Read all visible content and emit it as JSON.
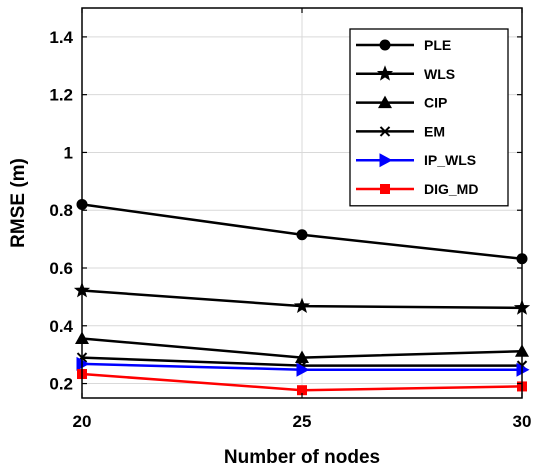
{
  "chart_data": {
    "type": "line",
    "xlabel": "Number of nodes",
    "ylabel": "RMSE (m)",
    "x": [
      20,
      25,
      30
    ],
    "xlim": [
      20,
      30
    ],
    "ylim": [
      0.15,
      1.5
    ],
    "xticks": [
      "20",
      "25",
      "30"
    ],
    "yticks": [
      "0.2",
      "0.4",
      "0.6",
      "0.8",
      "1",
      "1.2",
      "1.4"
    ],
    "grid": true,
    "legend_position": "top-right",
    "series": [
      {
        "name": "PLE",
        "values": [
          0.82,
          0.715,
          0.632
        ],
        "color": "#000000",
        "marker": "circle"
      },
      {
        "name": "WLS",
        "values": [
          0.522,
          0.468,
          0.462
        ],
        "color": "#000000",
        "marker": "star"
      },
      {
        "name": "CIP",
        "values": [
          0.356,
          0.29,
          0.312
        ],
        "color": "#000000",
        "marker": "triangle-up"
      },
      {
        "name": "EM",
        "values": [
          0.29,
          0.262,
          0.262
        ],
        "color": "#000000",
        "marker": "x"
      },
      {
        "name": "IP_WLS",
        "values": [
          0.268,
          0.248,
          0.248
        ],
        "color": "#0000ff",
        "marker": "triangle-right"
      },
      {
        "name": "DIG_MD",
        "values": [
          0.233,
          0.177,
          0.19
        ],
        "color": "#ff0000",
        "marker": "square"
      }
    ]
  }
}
※
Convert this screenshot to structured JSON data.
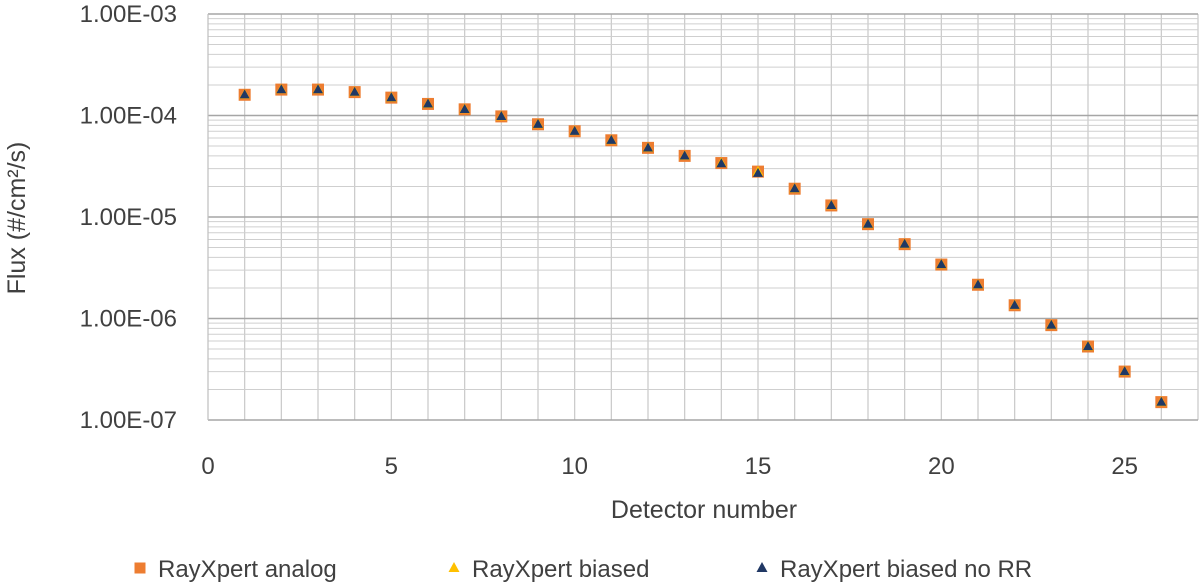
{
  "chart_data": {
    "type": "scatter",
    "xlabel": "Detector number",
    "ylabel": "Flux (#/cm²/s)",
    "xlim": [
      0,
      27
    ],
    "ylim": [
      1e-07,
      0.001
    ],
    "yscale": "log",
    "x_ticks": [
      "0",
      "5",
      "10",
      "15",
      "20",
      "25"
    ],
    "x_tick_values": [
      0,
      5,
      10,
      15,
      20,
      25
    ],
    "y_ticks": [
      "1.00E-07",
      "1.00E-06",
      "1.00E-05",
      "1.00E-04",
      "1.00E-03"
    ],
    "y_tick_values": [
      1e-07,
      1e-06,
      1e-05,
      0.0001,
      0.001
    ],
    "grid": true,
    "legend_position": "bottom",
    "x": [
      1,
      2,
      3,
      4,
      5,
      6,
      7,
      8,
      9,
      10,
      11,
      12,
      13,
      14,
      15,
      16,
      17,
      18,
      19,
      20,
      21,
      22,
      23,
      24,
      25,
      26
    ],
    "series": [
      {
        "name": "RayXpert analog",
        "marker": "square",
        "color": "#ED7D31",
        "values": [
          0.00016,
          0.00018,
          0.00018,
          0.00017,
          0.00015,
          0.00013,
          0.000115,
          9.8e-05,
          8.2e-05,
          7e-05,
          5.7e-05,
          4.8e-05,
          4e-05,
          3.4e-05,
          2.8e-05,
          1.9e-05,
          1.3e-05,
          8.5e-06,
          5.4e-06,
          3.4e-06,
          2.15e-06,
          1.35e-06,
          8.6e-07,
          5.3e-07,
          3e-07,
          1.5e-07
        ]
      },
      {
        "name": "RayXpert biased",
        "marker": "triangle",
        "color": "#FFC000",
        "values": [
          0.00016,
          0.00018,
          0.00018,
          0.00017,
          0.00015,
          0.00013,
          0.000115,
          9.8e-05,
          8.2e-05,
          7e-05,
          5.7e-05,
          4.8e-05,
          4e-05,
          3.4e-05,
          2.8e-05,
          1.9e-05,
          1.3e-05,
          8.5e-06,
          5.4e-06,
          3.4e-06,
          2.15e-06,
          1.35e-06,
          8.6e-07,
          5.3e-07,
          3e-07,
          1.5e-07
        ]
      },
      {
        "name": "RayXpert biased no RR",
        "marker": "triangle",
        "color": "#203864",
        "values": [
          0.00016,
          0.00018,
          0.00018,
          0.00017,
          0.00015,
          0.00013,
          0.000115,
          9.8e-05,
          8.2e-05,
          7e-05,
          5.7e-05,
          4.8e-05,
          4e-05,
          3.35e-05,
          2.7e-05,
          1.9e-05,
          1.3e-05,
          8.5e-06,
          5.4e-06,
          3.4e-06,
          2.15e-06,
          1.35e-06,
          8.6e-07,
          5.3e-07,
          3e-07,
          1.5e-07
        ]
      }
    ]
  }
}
※
What count of lines in the listing contain the word "right"? Reply with the number only.

**Task solution**
2